[Entries taken from a collection]
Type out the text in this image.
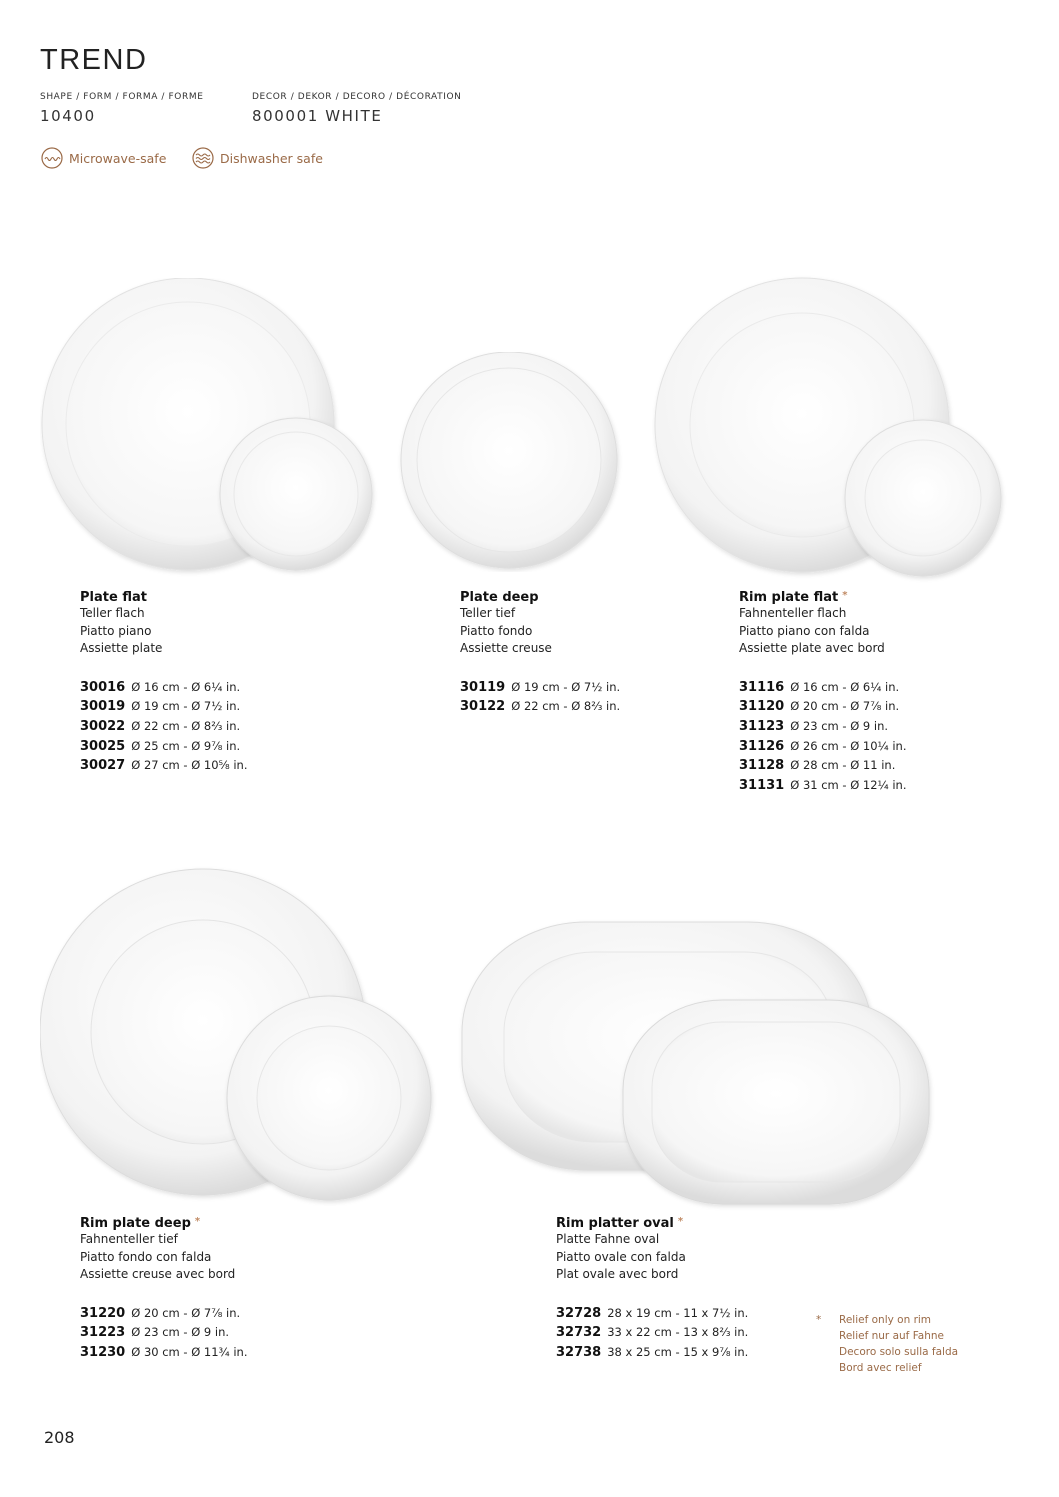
TREND
SHAPE / FORM / FORMA / FORME
10400
DECOR / DEKOR / DECORO / DÉCORATION
800001 WHITE
Microwave-safe	Dishwasher safe
Plate flat
Teller flach
Piatto piano
Assiette plate
30016 Ø 16 cm - Ø 6¼ in.
30019 Ø 19 cm - Ø 7½ in.
30022 Ø 22 cm - Ø 8⅔ in.
30025 Ø 25 cm - Ø 9⅞ in.
30027 Ø 27 cm - Ø 10⅝ in.
Plate deep
Teller tief
Piatto fondo
Assiette creuse
30119 Ø 19 cm - Ø 7½ in.
30122 Ø 22 cm - Ø 8⅔ in.
Rim plate flat *
Fahnenteller flach
Piatto piano con falda
Assiette plate avec bord
31116 Ø 16 cm - Ø 6¼ in.
31120 Ø 20 cm - Ø 7⅞ in.
31123 Ø 23 cm - Ø 9 in.
31126 Ø 26 cm - Ø 10¼ in.
31128 Ø 28 cm - Ø 11 in.
31131 Ø 31 cm - Ø 12¼ in.
Rim plate deep *
Fahnenteller tief
Piatto fondo con falda
Assiette creuse avec bord
31220 Ø 20 cm - Ø 7⅞ in.
31223 Ø 23 cm - Ø 9 in.
31230 Ø 30 cm - Ø 11¾ in.
Rim platter oval *
Platte Fahne oval
Piatto ovale con falda
Plat ovale avec bord
32728 28 x 19 cm - 11 x 7½ in.
32732 33 x 22 cm - 13 x 8⅔ in.
32738 38 x 25 cm - 15 x 9⅞ in.
* Relief only on rim
Relief nur auf Fahne
Decoro solo sulla falda
Bord avec relief
208
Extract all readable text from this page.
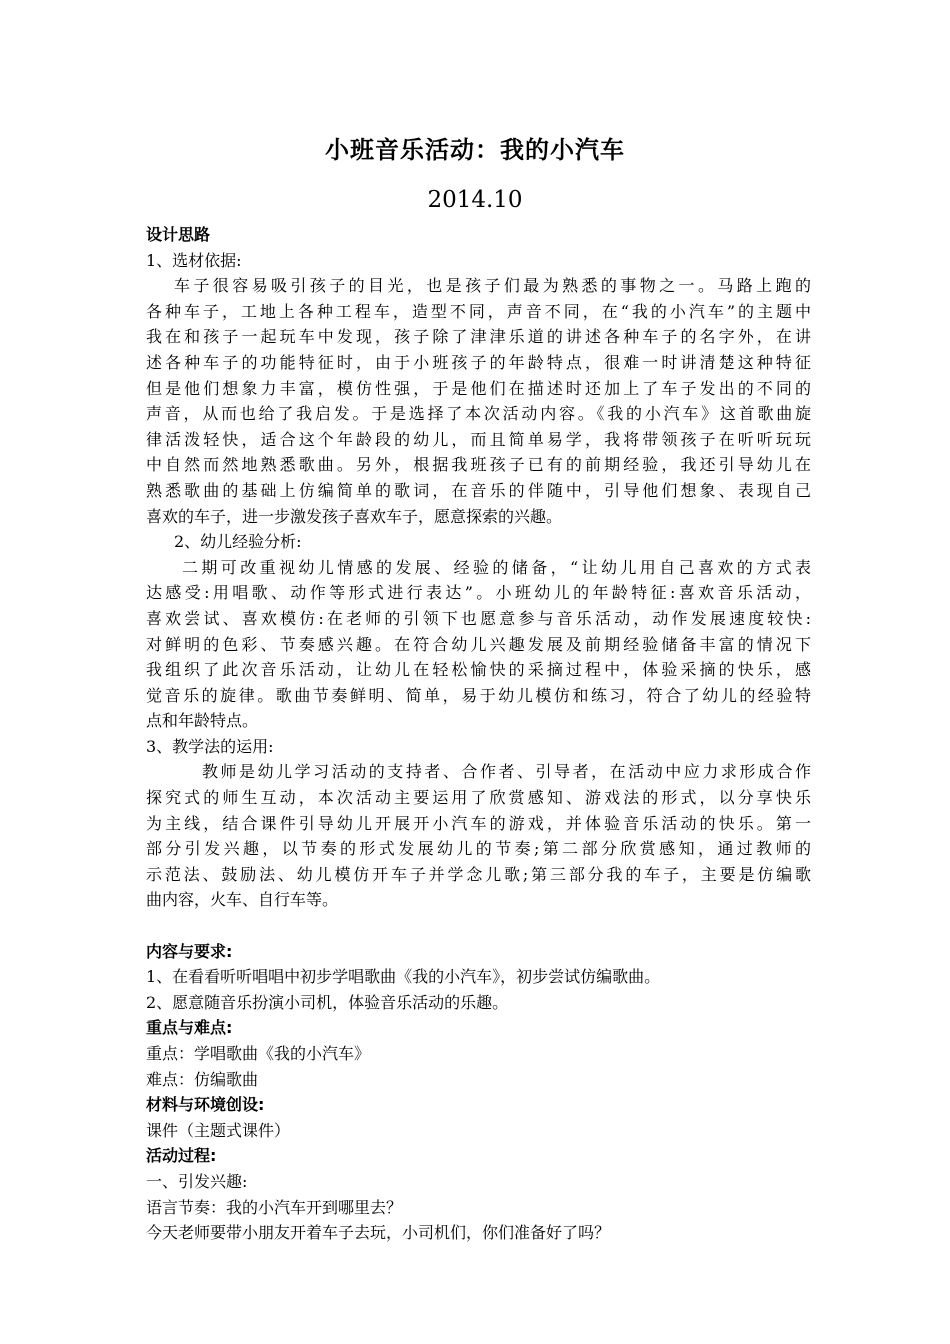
小班音乐活动：我的小汽车
2014.10
设计思路
1、选材依据:
车子很容易吸引孩子的目光，也是孩子们最为熟悉的事物之一。马路上跑的
各种车子，工地上各种工程车，造型不同，声音不同，在“我的小汽车”的主题中
我在和孩子一起玩车中发现，孩子除了津津乐道的讲述各种车子的名字外，在讲
述各种车子的功能特征时，由于小班孩子的年龄特点，很难一时讲清楚这种特征
但是他们想象力丰富，模仿性强，于是他们在描述时还加上了车子发出的不同的
声音，从而也给了我启发。于是选择了本次活动内容。《我的小汽车》这首歌曲旋
律活泼轻快，适合这个年龄段的幼儿，而且简单易学，我将带领孩子在听听玩玩
中自然而然地熟悉歌曲。另外，根据我班孩子已有的前期经验，我还引导幼儿在
熟悉歌曲的基础上仿编简单的歌词，在音乐的伴随中，引导他们想象、表现自己
喜欢的车子，进一步激发孩子喜欢车子，愿意探索的兴趣。
2、幼儿经验分析:
二期可改重视幼儿情感的发展、经验的储备，“让幼儿用自己喜欢的方式表
达感受:用唱歌、动作等形式进行表达”。小班幼儿的年龄特征:喜欢音乐活动，
喜欢尝试、喜欢模仿:在老师的引领下也愿意参与音乐活动，动作发展速度较快:
对鲜明的色彩、节奏感兴趣。在符合幼儿兴趣发展及前期经验储备丰富的情况下
我组织了此次音乐活动，让幼儿在轻松愉快的采摘过程中，体验采摘的快乐，感
觉音乐的旋律。歌曲节奏鲜明、简单，易于幼儿模仿和练习，符合了幼儿的经验特
点和年龄特点。
3、教学法的运用:
教师是幼儿学习活动的支持者、合作者、引导者，在活动中应力求形成合作
探究式的师生互动，本次活动主要运用了欣赏感知、游戏法的形式，以分享快乐
为主线，结合课件引导幼儿开展开小汽车的游戏，并体验音乐活动的快乐。第一
部分引发兴趣，以节奏的形式发展幼儿的节奏;第二部分欣赏感知，通过教师的
示范法、鼓励法、幼儿模仿开车子并学念儿歌;第三部分我的车子，主要是仿编歌
曲内容，火车、自行车等。
内容与要求:
1、在看看听听唱唱中初步学唱歌曲《我的小汽车》，初步尝试仿编歌曲。
2、愿意随音乐扮演小司机，体验音乐活动的乐趣。
重点与难点:
重点：学唱歌曲《我的小汽车》
难点：仿编歌曲
材料与环境创设:
课件（主题式课件）
活动过程:
一、引发兴趣:
语言节奏：我的小汽车开到哪里去？
今天老师要带小朋友开着车子去玩，小司机们，你们准备好了吗？
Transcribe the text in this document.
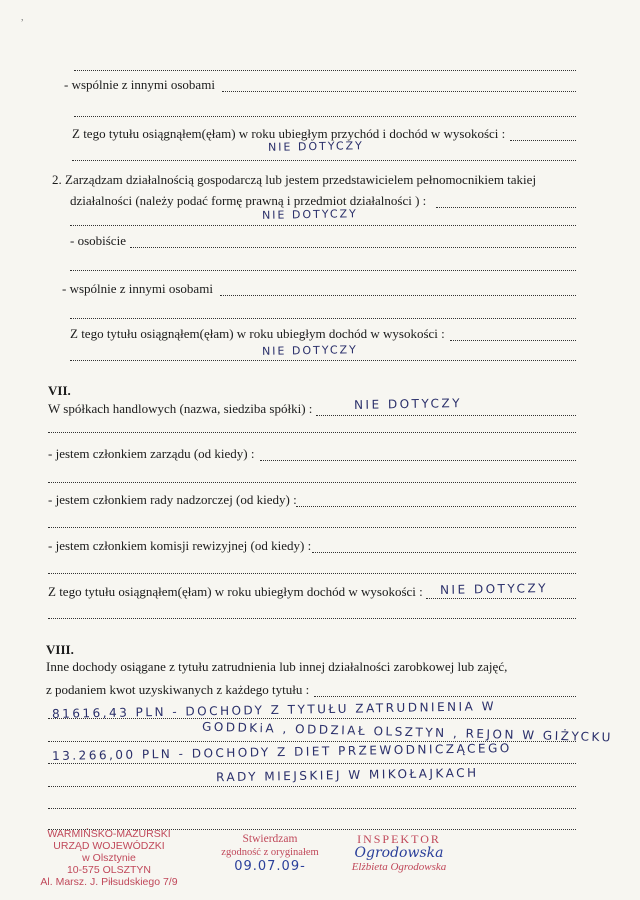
,
- wspólnie z innymi osobami
Z tego tytułu osiągnąłem(ęłam) w roku ubiegłym przychód i dochód w wysokości :
NIE DOTYCZY
2. Zarządzam działalnością gospodarczą lub jestem przedstawicielem pełnomocnikiem takiej
działalności (należy podać formę prawną i przedmiot działalności ) :
NIE DOTYCZY
- osobiście
- wspólnie z innymi osobami
Z tego tytułu osiągnąłem(ęłam) w roku ubiegłym dochód w wysokości :
NIE DOTYCZY
VII.
W spółkach handlowych (nazwa, siedziba spółki) :	NIE DOTYCZY
- jestem członkiem zarządu (od kiedy) :
- jestem członkiem rady nadzorczej (od kiedy) :
- jestem członkiem komisji rewizyjnej (od kiedy) :
Z tego tytułu osiągnąłem(ęłam) w roku ubiegłym dochód w wysokości : NIE DOTYCZY
VIII.
Inne dochody osiągane z tytułu zatrudnienia lub innej działalności zarobkowej lub zajęć,
z podaniem kwot uzyskiwanych z każdego tytułu :
81616,43 PLN - DOCHODY Z TYTUŁU ZATRUDNIENIA W
GODDKiA , ODDZIAŁ OLSZTYN , REJON W GIŻYCKU
13.266,00 PLN - DOCHODY Z DIET PRZEWODNICZĄCEGO
RADY MIEJSKIEJ W MIKOŁAJKACH
WARMIŃSKO-MAZURSKI
URZĄD WOJEWÓDZKI
w Olsztynie
10-575 OLSZTYN
Al. Marsz. J. Piłsudskiego 7/9
Stwierdzam
zgodność z oryginałem
09.07.09-
INSPEKTOR
Ogrodowska
Elżbieta Ogrodowska
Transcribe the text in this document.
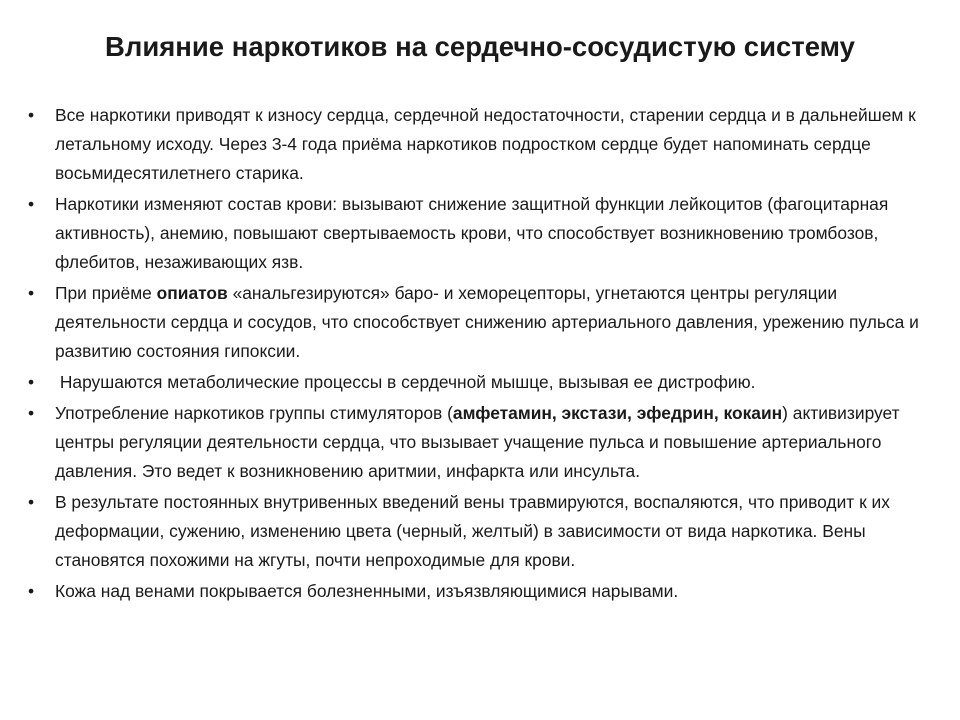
Влияние наркотиков на сердечно-сосудистую систему
• Все наркотики приводят к износу сердца, сердечной недостаточности, старении сердца и в дальнейшем к летальному исходу. Через 3-4 года приёма наркотиков подростком сердце будет напоминать сердце восьмидесятилетнего старика.
• Наркотики изменяют состав крови: вызывают снижение защитной функции лейкоцитов (фагоцитарная активность), анемию, повышают свертываемость крови, что способствует возникновению тромбозов, флебитов, незаживающих язв.
• При приёме опиатов «анальгезируются» баро- и хеморецепторы, угнетаются центры регуляции деятельности сердца и сосудов, что способствует снижению артериального давления, урежению пульса и развитию состояния гипоксии.
• Нарушаются метаболические процессы в сердечной мышце, вызывая ее дистрофию.
• Употребление наркотиков группы стимуляторов (амфетамин, экстази, эфедрин, кокаин) активизирует центры регуляции деятельности сердца, что вызывает учащение пульса и повышение артериального давления. Это ведет к возникновению аритмии, инфаркта или инсульта.
• В результате постоянных внутривенных введений вены травмируются, воспаляются, что приводит к их деформации, сужению, изменению цвета (черный, желтый) в зависимости от вида наркотика. Вены становятся похожими на жгуты, почти непроходимые для крови.
• Кожа над венами покрывается болезненными, изъязвляющимися нарывами.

- TASK OBJECTIVE: Locate each line with the word "Assiette" and copy it.

- WRITTEN REPLY:
Assiette plate
Assiette creuse
Assiette plate avec bord
Assiette creuse avec bord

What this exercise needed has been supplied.